**Records from a dataset**
________________________________________
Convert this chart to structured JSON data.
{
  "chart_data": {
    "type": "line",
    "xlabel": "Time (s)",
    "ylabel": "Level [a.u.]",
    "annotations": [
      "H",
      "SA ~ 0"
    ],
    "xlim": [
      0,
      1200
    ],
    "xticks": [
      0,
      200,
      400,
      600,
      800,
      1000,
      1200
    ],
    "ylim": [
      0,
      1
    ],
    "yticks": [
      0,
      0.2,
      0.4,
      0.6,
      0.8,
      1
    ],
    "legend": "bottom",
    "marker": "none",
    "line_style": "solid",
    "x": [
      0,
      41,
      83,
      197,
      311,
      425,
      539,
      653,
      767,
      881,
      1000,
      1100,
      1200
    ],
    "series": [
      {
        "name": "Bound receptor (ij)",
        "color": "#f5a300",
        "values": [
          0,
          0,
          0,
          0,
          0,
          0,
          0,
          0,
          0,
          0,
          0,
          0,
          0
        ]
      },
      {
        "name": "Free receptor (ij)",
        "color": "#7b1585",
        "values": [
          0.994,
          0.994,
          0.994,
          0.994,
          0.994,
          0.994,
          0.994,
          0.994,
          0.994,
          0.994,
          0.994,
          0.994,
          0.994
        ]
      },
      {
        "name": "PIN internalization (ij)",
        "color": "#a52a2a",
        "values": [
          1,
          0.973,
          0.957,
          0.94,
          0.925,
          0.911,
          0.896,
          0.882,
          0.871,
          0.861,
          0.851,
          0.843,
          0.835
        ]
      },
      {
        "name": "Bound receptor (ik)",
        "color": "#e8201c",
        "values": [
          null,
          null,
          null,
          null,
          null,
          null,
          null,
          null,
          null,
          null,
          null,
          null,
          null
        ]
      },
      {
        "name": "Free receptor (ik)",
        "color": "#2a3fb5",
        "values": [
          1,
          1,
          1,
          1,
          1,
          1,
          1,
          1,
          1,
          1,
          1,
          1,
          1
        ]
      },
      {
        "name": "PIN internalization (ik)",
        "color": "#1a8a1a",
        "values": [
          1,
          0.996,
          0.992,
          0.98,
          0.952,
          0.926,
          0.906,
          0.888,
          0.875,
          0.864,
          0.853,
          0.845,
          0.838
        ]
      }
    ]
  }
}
________________________________________
**PROBLEM REQUIREMENTS**
Tally up the lines in the preceding listing that contain the string "receptor". Respond with the number and nothing else.

**ANSWER TO THE TASK**
4